Task details —
Write out all lines holding the word "Pustaka".

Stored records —

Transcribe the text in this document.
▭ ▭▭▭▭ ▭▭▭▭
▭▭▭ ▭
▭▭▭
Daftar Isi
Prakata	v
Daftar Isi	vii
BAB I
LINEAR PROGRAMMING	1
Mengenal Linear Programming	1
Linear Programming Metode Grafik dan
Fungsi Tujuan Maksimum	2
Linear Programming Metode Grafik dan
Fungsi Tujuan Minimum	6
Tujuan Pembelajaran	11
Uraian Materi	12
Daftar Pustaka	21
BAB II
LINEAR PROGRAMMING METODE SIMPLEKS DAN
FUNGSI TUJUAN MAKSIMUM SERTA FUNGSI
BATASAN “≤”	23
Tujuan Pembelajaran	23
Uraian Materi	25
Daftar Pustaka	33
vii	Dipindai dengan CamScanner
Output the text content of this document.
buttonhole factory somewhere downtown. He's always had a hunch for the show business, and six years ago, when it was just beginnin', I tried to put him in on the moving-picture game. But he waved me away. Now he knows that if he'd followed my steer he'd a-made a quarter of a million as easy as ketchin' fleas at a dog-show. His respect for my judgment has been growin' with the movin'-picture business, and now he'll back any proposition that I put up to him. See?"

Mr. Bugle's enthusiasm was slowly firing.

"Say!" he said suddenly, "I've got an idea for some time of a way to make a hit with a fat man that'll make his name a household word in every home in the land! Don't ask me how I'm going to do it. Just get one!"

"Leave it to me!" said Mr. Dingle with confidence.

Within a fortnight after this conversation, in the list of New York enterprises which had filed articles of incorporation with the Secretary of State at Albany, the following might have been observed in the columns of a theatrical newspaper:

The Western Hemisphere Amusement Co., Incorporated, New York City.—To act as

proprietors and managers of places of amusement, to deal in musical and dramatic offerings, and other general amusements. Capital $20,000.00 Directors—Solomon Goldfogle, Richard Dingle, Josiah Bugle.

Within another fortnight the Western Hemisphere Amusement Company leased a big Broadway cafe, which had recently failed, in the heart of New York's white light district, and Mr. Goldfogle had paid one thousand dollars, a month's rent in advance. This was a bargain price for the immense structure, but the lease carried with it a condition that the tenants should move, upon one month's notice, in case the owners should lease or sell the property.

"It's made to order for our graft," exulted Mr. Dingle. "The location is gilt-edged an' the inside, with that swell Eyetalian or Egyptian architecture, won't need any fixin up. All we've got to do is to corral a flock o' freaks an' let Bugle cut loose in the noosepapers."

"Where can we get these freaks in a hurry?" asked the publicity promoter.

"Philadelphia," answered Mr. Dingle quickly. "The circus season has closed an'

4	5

Complete output —
Daftar Pustaka	21
Daftar Pustaka	33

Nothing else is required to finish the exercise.